### Records to use
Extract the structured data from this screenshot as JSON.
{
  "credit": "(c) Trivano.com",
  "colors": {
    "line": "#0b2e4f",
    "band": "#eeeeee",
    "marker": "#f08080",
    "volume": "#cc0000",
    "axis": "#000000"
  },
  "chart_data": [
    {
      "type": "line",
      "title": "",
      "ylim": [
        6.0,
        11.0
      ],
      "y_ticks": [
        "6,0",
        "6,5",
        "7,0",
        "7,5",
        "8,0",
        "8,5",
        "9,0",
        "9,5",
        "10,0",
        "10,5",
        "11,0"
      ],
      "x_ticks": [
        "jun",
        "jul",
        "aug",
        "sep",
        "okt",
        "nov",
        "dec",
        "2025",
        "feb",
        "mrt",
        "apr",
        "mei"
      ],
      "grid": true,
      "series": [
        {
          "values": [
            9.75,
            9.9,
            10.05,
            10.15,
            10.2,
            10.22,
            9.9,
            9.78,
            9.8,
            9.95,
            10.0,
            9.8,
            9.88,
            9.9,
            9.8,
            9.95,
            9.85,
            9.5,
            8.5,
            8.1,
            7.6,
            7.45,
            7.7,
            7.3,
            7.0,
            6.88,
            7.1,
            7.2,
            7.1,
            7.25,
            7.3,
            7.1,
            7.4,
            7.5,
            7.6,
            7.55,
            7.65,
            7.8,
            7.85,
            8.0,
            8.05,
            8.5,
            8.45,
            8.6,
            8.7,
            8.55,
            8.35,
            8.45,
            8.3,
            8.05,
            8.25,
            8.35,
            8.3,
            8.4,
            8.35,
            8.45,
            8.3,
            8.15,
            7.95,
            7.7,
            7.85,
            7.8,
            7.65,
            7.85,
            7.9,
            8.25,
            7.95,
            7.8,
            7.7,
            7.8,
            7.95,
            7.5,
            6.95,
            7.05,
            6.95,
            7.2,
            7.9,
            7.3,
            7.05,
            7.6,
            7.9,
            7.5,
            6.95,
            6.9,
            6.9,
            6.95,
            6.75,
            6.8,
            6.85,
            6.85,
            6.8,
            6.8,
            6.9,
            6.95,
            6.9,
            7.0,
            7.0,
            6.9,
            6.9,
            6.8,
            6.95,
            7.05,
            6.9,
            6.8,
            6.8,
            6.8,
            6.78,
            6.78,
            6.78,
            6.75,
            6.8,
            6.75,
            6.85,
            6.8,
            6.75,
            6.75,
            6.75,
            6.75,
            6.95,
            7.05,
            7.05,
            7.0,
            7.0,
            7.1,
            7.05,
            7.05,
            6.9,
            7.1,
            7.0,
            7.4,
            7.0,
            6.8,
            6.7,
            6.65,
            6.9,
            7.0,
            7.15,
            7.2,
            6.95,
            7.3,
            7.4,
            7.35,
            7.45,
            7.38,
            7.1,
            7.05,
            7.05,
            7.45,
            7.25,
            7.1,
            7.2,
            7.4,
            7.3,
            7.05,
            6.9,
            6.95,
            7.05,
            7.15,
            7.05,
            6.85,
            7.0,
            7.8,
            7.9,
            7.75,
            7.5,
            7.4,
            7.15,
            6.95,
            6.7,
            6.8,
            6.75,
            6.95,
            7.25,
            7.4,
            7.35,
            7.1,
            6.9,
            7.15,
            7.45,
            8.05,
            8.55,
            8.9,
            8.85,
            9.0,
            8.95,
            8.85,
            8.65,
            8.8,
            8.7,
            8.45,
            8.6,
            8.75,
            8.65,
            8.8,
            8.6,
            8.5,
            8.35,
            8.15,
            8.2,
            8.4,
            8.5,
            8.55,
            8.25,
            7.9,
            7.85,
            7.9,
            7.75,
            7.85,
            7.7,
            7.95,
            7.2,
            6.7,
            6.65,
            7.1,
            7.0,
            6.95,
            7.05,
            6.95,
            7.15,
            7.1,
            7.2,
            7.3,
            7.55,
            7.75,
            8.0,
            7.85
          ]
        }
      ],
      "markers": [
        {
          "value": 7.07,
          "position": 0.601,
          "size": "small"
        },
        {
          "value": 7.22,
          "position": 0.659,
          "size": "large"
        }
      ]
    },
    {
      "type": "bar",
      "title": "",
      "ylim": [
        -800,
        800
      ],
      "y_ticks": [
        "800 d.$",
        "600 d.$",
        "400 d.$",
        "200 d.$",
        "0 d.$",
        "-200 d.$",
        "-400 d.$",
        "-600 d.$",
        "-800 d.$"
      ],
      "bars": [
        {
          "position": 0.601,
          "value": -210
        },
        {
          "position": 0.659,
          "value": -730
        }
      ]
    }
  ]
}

### Short problem
Copy the material above back out, exactly as written.

### Worked solution
Extract the structured data from this screenshot as JSON.
{
  "credit": "(c) Trivano.com",
  "colors": {
    "line": "#0b2e4f",
    "band": "#eeeeee",
    "marker": "#f08080",
    "volume": "#cc0000",
    "axis": "#000000"
  },
  "chart_data": [
    {
      "type": "line",
      "title": "",
      "ylim": [
        6.0,
        11.0
      ],
      "y_ticks": [
        "6,0",
        "6,5",
        "7,0",
        "7,5",
        "8,0",
        "8,5",
        "9,0",
        "9,5",
        "10,0",
        "10,5",
        "11,0"
      ],
      "x_ticks": [
        "jun",
        "jul",
        "aug",
        "sep",
        "okt",
        "nov",
        "dec",
        "2025",
        "feb",
        "mrt",
        "apr",
        "mei"
      ],
      "grid": true,
      "series": [
        {
          "values": [
            9.75,
            9.9,
            10.05,
            10.15,
            10.2,
            10.22,
            9.9,
            9.78,
            9.8,
            9.95,
            10.0,
            9.8,
            9.88,
            9.9,
            9.8,
            9.95,
            9.85,
            9.5,
            8.5,
            8.1,
            7.6,
            7.45,
            7.7,
            7.3,
            7.0,
            6.88,
            7.1,
            7.2,
            7.1,
            7.25,
            7.3,
            7.1,
            7.4,
            7.5,
            7.6,
            7.55,
            7.65,
            7.8,
            7.85,
            8.0,
            8.05,
            8.5,
            8.45,
            8.6,
            8.7,
            8.55,
            8.35,
            8.45,
            8.3,
            8.05,
            8.25,
            8.35,
            8.3,
            8.4,
            8.35,
            8.45,
            8.3,
            8.15,
            7.95,
            7.7,
            7.85,
            7.8,
            7.65,
            7.85,
            7.9,
            8.25,
            7.95,
            7.8,
            7.7,
            7.8,
            7.95,
            7.5,
            6.95,
            7.05,
            6.95,
            7.2,
            7.9,
            7.3,
            7.05,
            7.6,
            7.9,
            7.5,
            6.95,
            6.9,
            6.9,
            6.95,
            6.75,
            6.8,
            6.85,
            6.85,
            6.8,
            6.8,
            6.9,
            6.95,
            6.9,
            7.0,
            7.0,
            6.9,
            6.9,
            6.8,
            6.95,
            7.05,
            6.9,
            6.8,
            6.8,
            6.8,
            6.78,
            6.78,
            6.78,
            6.75,
            6.8,
            6.75,
            6.85,
            6.8,
            6.75,
            6.75,
            6.75,
            6.75,
            6.95,
            7.05,
            7.05,
            7.0,
            7.0,
            7.1,
            7.05,
            7.05,
            6.9,
            7.1,
            7.0,
            7.4,
            7.0,
            6.8,
            6.7,
            6.65,
            6.9,
            7.0,
            7.15,
            7.2,
            6.95,
            7.3,
            7.4,
            7.35,
            7.45,
            7.38,
            7.1,
            7.05,
            7.05,
            7.45,
            7.25,
            7.1,
            7.2,
            7.4,
            7.3,
            7.05,
            6.9,
            6.95,
            7.05,
            7.15,
            7.05,
            6.85,
            7.0,
            7.8,
            7.9,
            7.75,
            7.5,
            7.4,
            7.15,
            6.95,
            6.7,
            6.8,
            6.75,
            6.95,
            7.25,
            7.4,
            7.35,
            7.1,
            6.9,
            7.15,
            7.45,
            8.05,
            8.55,
            8.9,
            8.85,
            9.0,
            8.95,
            8.85,
            8.65,
            8.8,
            8.7,
            8.45,
            8.6,
            8.75,
            8.65,
            8.8,
            8.6,
            8.5,
            8.35,
            8.15,
            8.2,
            8.4,
            8.5,
            8.55,
            8.25,
            7.9,
            7.85,
            7.9,
            7.75,
            7.85,
            7.7,
            7.95,
            7.2,
            6.7,
            6.65,
            7.1,
            7.0,
            6.95,
            7.05,
            6.95,
            7.15,
            7.1,
            7.2,
            7.3,
            7.55,
            7.75,
            8.0,
            7.85
          ]
        }
      ],
      "markers": [
        {
          "value": 7.07,
          "position": 0.601,
          "size": "small"
        },
        {
          "value": 7.22,
          "position": 0.659,
          "size": "large"
        }
      ]
    },
    {
      "type": "bar",
      "title": "",
      "ylim": [
        -800,
        800
      ],
      "y_ticks": [
        "800 d.$",
        "600 d.$",
        "400 d.$",
        "200 d.$",
        "0 d.$",
        "-200 d.$",
        "-400 d.$",
        "-600 d.$",
        "-800 d.$"
      ],
      "bars": [
        {
          "position": 0.601,
          "value": -210
        },
        {
          "position": 0.659,
          "value": -730
        }
      ]
    }
  ]
}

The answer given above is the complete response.